— START OF Input —

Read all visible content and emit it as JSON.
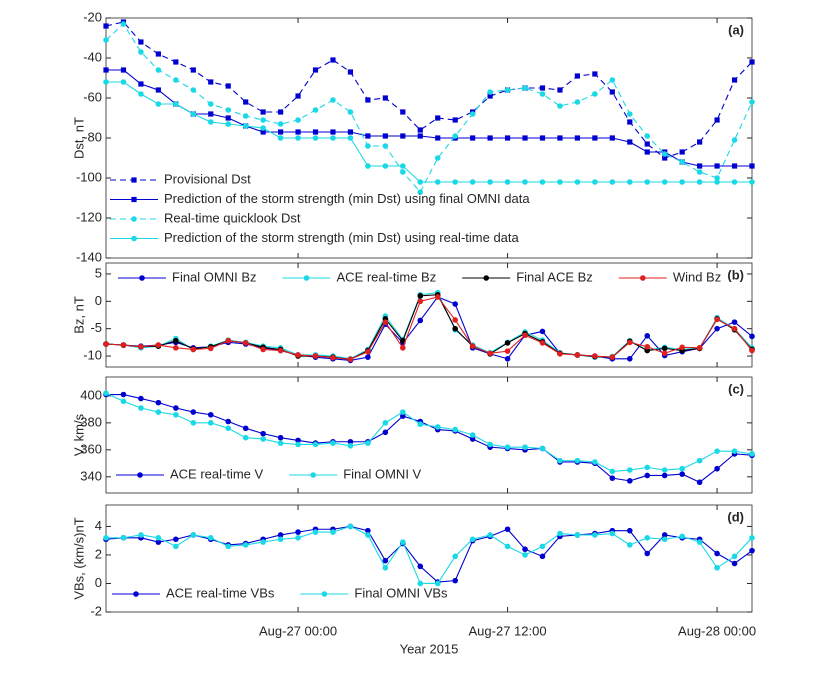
{
  "chart_data": [
    {
      "type": "line",
      "ylabel": "Dst, nT",
      "annotation": "(a)",
      "x": [
        -11,
        -10,
        -9,
        -8,
        -7,
        -6,
        -5,
        -4,
        -3,
        -2,
        -1,
        0,
        1,
        2,
        3,
        4,
        5,
        6,
        7,
        8,
        9,
        10,
        11,
        12,
        13,
        14,
        15,
        16,
        17,
        18,
        19,
        20,
        21,
        22,
        23,
        24,
        25,
        26
      ],
      "xlim": [
        -11,
        26
      ],
      "xticks": [
        0,
        12,
        24
      ],
      "ylim": [
        -140,
        -20
      ],
      "yticks": [
        -140,
        -120,
        -100,
        -80,
        -60,
        -40,
        -20
      ],
      "legend": "lower left",
      "legend_orientation": "vertical",
      "series": [
        {
          "name": "Provisional Dst",
          "color": "#0000d0",
          "line_style": "dashed",
          "marker": "square",
          "values": [
            -24,
            -22,
            -32,
            -38,
            -42,
            -46,
            -52,
            -54,
            -62,
            -67,
            -67,
            -59,
            -46,
            -41,
            -47,
            -61,
            -60,
            -67,
            -76,
            -70,
            -71,
            -67,
            -59,
            -56,
            -55,
            -55,
            -56,
            -49,
            -48,
            -57,
            -72,
            -83,
            -90,
            -87,
            -82,
            -71,
            -51,
            -42
          ]
        },
        {
          "name": "Prediction of the storm strength (min Dst) using final OMNI data",
          "color": "#0000d0",
          "line_style": "solid",
          "marker": "square",
          "values": [
            -46,
            -46,
            -53,
            -56,
            -63,
            -68,
            -68,
            -70,
            -74,
            -77,
            -77,
            -77,
            -77,
            -77,
            -77,
            -79,
            -79,
            -79,
            -79,
            -80,
            -80,
            -80,
            -80,
            -80,
            -80,
            -80,
            -80,
            -80,
            -80,
            -80,
            -82,
            -87,
            -87,
            -92,
            -94,
            -94,
            -94,
            -94
          ]
        },
        {
          "name": "Real-time quicklook Dst",
          "color": "#19d9e6",
          "line_style": "dashed",
          "marker": "circle",
          "values": [
            -31,
            -23,
            -37,
            -46,
            -51,
            -56,
            -63,
            -66,
            -69,
            -71,
            -73,
            -71,
            -66,
            -61,
            -67,
            -84,
            -84,
            -97,
            -107,
            -90,
            -79,
            -68,
            -57,
            -56,
            -55,
            -58,
            -64,
            -62,
            -58,
            -51,
            -68,
            -79,
            -88,
            -92,
            -97,
            -100,
            -81,
            -62
          ]
        },
        {
          "name": "Prediction of the storm strength (min Dst) using real-time data",
          "color": "#19d9e6",
          "line_style": "solid",
          "marker": "circle",
          "values": [
            -52,
            -52,
            -58,
            -63,
            -63,
            -68,
            -72,
            -73,
            -74,
            -75,
            -80,
            -80,
            -80,
            -80,
            -80,
            -94,
            -94,
            -94,
            -102,
            -102,
            -102,
            -102,
            -102,
            -102,
            -102,
            -102,
            -102,
            -102,
            -102,
            -102,
            -102,
            -102,
            -102,
            -102,
            -102,
            -102,
            -102,
            -102
          ]
        }
      ]
    },
    {
      "type": "line",
      "ylabel": "Bz, nT",
      "annotation": "(b)",
      "x": [
        -11,
        -10,
        -9,
        -8,
        -7,
        -6,
        -5,
        -4,
        -3,
        -2,
        -1,
        0,
        1,
        2,
        3,
        4,
        5,
        6,
        7,
        8,
        9,
        10,
        11,
        12,
        13,
        14,
        15,
        16,
        17,
        18,
        19,
        20,
        21,
        22,
        23,
        24,
        25,
        26
      ],
      "xlim": [
        -11,
        26
      ],
      "xticks": [
        0,
        12,
        24
      ],
      "ylim": [
        -12,
        7
      ],
      "yticks": [
        -10,
        -5,
        0,
        5
      ],
      "legend": "upper center",
      "legend_orientation": "horizontal",
      "series": [
        {
          "name": "Final OMNI Bz",
          "color": "#0000d0",
          "line_style": "solid",
          "marker": "circle",
          "values": [
            -7.8,
            -8,
            -8.2,
            -8,
            -7.5,
            -8.5,
            -8.3,
            -7.5,
            -7.8,
            -8.5,
            -9,
            -9.8,
            -10.2,
            -10.5,
            -10.8,
            -10.2,
            -4.2,
            -7.6,
            -3.5,
            0.8,
            -0.5,
            -8.5,
            -9.6,
            -10.5,
            -6.2,
            -5.5,
            -9.5,
            -9.8,
            -10,
            -10.5,
            -10.5,
            -6.3,
            -9.9,
            -9.2,
            -8.6,
            -5,
            -3.8,
            -6.4
          ]
        },
        {
          "name": "ACE real-time Bz",
          "color": "#19d9e6",
          "line_style": "solid",
          "marker": "circle",
          "values": [
            -7.8,
            -8,
            -8.5,
            -8.2,
            -6.8,
            -8.8,
            -8.2,
            -7.1,
            -7.5,
            -8.2,
            -8.5,
            -9.8,
            -9.8,
            -10,
            -10.5,
            -8.8,
            -2.7,
            -7,
            1.2,
            1.6,
            -5.2,
            -8,
            -9.4,
            -7.5,
            -5.6,
            -7.1,
            -9.4,
            -9.8,
            -10.2,
            -10.1,
            -7.2,
            -8.9,
            -8.4,
            -8.8,
            -8.5,
            -3,
            -5,
            -8.5
          ]
        },
        {
          "name": "Final ACE Bz",
          "color": "#000000",
          "line_style": "solid",
          "marker": "circle",
          "values": [
            -7.8,
            -8,
            -8.3,
            -8.2,
            -7.2,
            -8.7,
            -8.3,
            -7.2,
            -7.6,
            -8.4,
            -8.8,
            -10,
            -10,
            -10.2,
            -10.6,
            -9,
            -3.2,
            -7.2,
            1,
            1.2,
            -5,
            -8.2,
            -9.6,
            -7.6,
            -5.9,
            -7.4,
            -9.5,
            -9.8,
            -10.1,
            -10.2,
            -7.3,
            -9,
            -8.6,
            -9,
            -8.6,
            -3.2,
            -5.2,
            -8.8
          ]
        },
        {
          "name": "Wind Bz",
          "color": "#e02020",
          "line_style": "solid",
          "marker": "circle",
          "values": [
            -7.8,
            -8,
            -8.3,
            -8,
            -8.5,
            -8.8,
            -8.6,
            -7.2,
            -7.6,
            -8.8,
            -9,
            -9.8,
            -10,
            -10.3,
            -10.6,
            -9.2,
            -3.8,
            -8.5,
            0,
            0.8,
            -3.4,
            -8.2,
            -9.5,
            -9.1,
            -6.2,
            -7.6,
            -9.6,
            -9.8,
            -10,
            -10.2,
            -7.5,
            -8.3,
            -9.5,
            -8.4,
            -8.5,
            -3.3,
            -5,
            -9
          ]
        }
      ]
    },
    {
      "type": "line",
      "ylabel": "V, km/s",
      "annotation": "(c)",
      "x": [
        -11,
        -10,
        -9,
        -8,
        -7,
        -6,
        -5,
        -4,
        -3,
        -2,
        -1,
        0,
        1,
        2,
        3,
        4,
        5,
        6,
        7,
        8,
        9,
        10,
        11,
        12,
        13,
        14,
        15,
        16,
        17,
        18,
        19,
        20,
        21,
        22,
        23,
        24,
        25,
        26
      ],
      "xlim": [
        -11,
        26
      ],
      "xticks": [
        0,
        12,
        24
      ],
      "ylim": [
        328,
        414
      ],
      "yticks": [
        340,
        360,
        380,
        400
      ],
      "legend": "lower center",
      "legend_orientation": "horizontal",
      "series": [
        {
          "name": "ACE real-time V",
          "color": "#0000d0",
          "line_style": "solid",
          "marker": "circle",
          "values": [
            401,
            401,
            398,
            395,
            391,
            388,
            386,
            381,
            376,
            372,
            369,
            367,
            365,
            366,
            366,
            366,
            373,
            385,
            381,
            375,
            374,
            368,
            362,
            361,
            360,
            361,
            351,
            351,
            350,
            339,
            337,
            341,
            341,
            342,
            336,
            346,
            357,
            356
          ]
        },
        {
          "name": "Final OMNI V",
          "color": "#19d9e6",
          "line_style": "solid",
          "marker": "circle",
          "values": [
            402,
            396,
            391,
            388,
            386,
            380,
            380,
            376,
            369,
            368,
            365,
            364,
            364,
            365,
            363,
            365,
            380,
            388,
            379,
            377,
            375,
            371,
            364,
            362,
            362,
            361,
            352,
            352,
            351,
            344,
            345,
            347,
            345,
            346,
            352,
            359,
            359,
            357
          ]
        }
      ]
    },
    {
      "type": "line",
      "ylabel": "VBs, (km/s)nT",
      "annotation": "(d)",
      "xlabel": "Year 2015",
      "x": [
        -11,
        -10,
        -9,
        -8,
        -7,
        -6,
        -5,
        -4,
        -3,
        -2,
        -1,
        0,
        1,
        2,
        3,
        4,
        5,
        6,
        7,
        8,
        9,
        10,
        11,
        12,
        13,
        14,
        15,
        16,
        17,
        18,
        19,
        20,
        21,
        22,
        23,
        24,
        25,
        26
      ],
      "xlim": [
        -11,
        26
      ],
      "xticks": [
        {
          "value": 0,
          "label": "Aug-27 00:00"
        },
        {
          "value": 12,
          "label": "Aug-27 12:00"
        },
        {
          "value": 24,
          "label": "Aug-28 00:00"
        }
      ],
      "ylim": [
        -2,
        5.5
      ],
      "yticks": [
        -2,
        0,
        2,
        4
      ],
      "legend": "lower left",
      "legend_orientation": "horizontal",
      "series": [
        {
          "name": "ACE real-time VBs",
          "color": "#0000d0",
          "line_style": "solid",
          "marker": "circle",
          "values": [
            3.1,
            3.2,
            3.2,
            2.9,
            3.1,
            3.4,
            3.1,
            2.7,
            2.8,
            3.1,
            3.4,
            3.6,
            3.8,
            3.8,
            4.0,
            3.7,
            1.6,
            2.8,
            1.2,
            0.1,
            0.2,
            3.0,
            3.3,
            3.8,
            2.4,
            1.9,
            3.3,
            3.4,
            3.5,
            3.7,
            3.7,
            2.1,
            3.4,
            3.2,
            3.1,
            2.1,
            1.4,
            2.3
          ]
        },
        {
          "name": "Final OMNI VBs",
          "color": "#19d9e6",
          "line_style": "solid",
          "marker": "circle",
          "values": [
            3.2,
            3.2,
            3.4,
            3.2,
            2.6,
            3.4,
            3.2,
            2.6,
            2.7,
            2.9,
            3.1,
            3.2,
            3.6,
            3.6,
            4.0,
            3.4,
            1.1,
            2.9,
            0,
            0,
            1.9,
            3.1,
            3.4,
            2.6,
            2.0,
            2.6,
            3.5,
            3.4,
            3.4,
            3.5,
            2.7,
            3.2,
            3.1,
            3.3,
            2.9,
            1.1,
            1.9,
            3.2
          ]
        }
      ]
    }
  ]
}
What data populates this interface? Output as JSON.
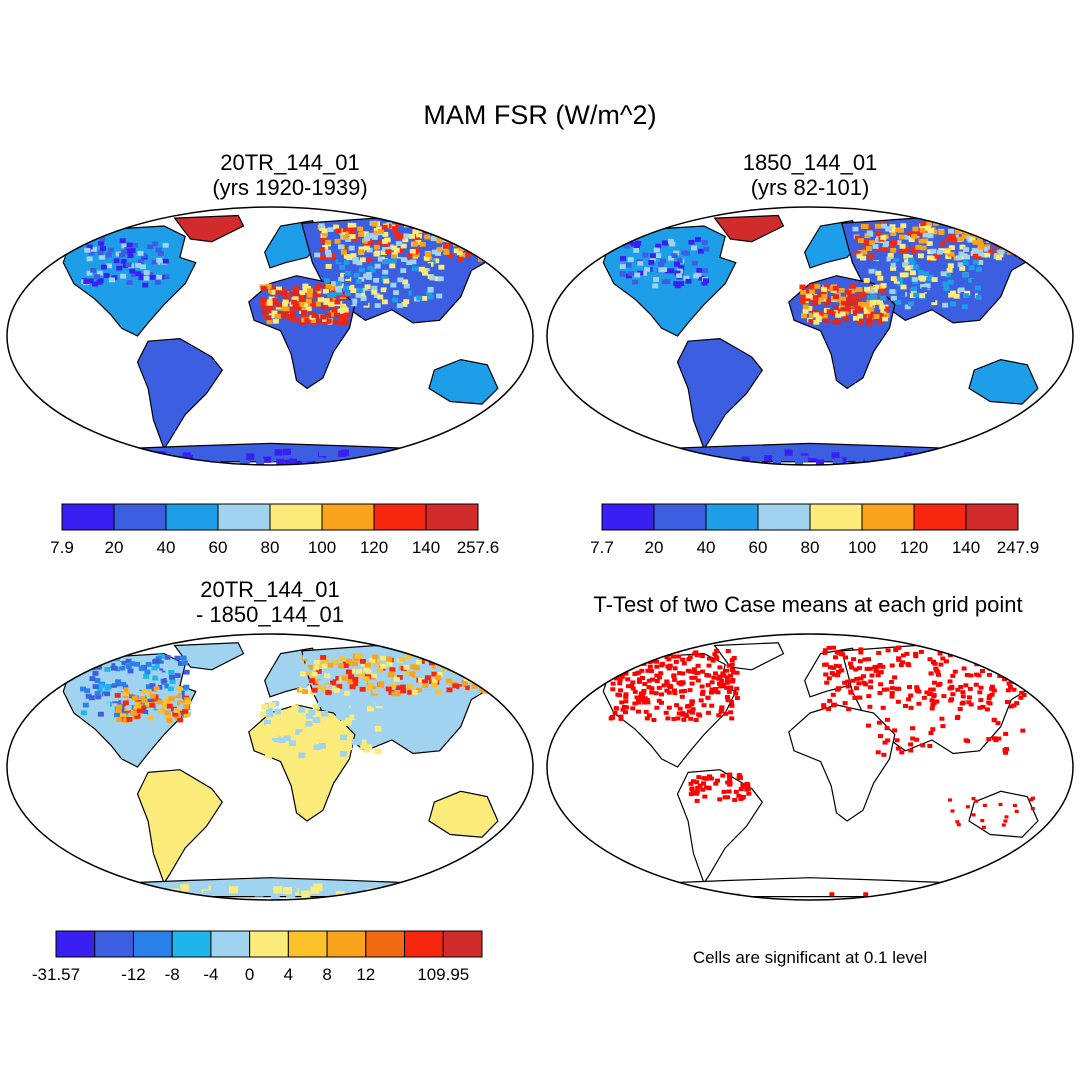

— END OF Input —

» Given task
Using the material above, state how many lines include the string "storm". Answer with a single number.

» Response
2